-- start Items --

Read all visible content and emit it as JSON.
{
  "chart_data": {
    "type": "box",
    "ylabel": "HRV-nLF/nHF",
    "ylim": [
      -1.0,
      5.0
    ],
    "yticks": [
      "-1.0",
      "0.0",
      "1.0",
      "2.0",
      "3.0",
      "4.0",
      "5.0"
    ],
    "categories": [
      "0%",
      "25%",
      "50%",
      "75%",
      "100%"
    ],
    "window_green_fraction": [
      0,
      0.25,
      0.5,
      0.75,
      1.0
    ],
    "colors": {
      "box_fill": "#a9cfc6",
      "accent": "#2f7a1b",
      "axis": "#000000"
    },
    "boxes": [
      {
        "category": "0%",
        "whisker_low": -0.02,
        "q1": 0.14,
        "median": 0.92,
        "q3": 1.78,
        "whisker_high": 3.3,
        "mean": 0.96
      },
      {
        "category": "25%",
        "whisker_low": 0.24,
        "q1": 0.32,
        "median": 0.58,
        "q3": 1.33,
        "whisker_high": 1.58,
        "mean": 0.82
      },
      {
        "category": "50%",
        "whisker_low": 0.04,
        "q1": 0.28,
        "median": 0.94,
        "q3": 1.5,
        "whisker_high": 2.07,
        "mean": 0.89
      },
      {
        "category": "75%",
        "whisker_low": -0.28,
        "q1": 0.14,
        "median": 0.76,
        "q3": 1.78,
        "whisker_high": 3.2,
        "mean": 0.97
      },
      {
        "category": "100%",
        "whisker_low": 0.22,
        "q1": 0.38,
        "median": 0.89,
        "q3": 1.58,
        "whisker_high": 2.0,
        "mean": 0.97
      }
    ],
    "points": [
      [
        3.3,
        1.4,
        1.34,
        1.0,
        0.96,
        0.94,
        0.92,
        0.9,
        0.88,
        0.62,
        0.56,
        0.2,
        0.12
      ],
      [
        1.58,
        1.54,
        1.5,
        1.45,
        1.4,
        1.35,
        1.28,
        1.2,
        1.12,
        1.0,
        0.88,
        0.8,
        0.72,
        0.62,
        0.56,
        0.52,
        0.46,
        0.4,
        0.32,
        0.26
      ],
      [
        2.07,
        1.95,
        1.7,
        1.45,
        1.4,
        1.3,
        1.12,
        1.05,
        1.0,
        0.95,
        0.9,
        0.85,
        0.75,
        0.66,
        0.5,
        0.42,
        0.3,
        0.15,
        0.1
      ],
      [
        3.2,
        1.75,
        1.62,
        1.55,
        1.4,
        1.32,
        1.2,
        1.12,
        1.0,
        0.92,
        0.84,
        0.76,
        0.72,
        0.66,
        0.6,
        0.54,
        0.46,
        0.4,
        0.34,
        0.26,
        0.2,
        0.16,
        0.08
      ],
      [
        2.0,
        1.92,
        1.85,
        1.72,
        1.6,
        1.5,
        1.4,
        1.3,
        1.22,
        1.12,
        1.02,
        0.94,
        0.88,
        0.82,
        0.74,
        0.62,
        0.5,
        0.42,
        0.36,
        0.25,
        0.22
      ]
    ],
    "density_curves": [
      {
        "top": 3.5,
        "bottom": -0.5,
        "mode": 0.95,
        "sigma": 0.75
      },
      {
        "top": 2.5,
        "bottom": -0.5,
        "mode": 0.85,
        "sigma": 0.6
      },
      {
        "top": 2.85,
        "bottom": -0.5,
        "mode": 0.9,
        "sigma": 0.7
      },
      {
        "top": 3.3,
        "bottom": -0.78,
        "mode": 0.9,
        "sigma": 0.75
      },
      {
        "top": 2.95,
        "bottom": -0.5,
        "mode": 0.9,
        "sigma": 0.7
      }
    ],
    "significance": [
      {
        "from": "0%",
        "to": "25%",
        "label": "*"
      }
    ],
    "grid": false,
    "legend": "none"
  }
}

-- end Items --

## Your task
How many lines of the listing include the string "mean"? Answer with the number alone.

## Solution to the problem
5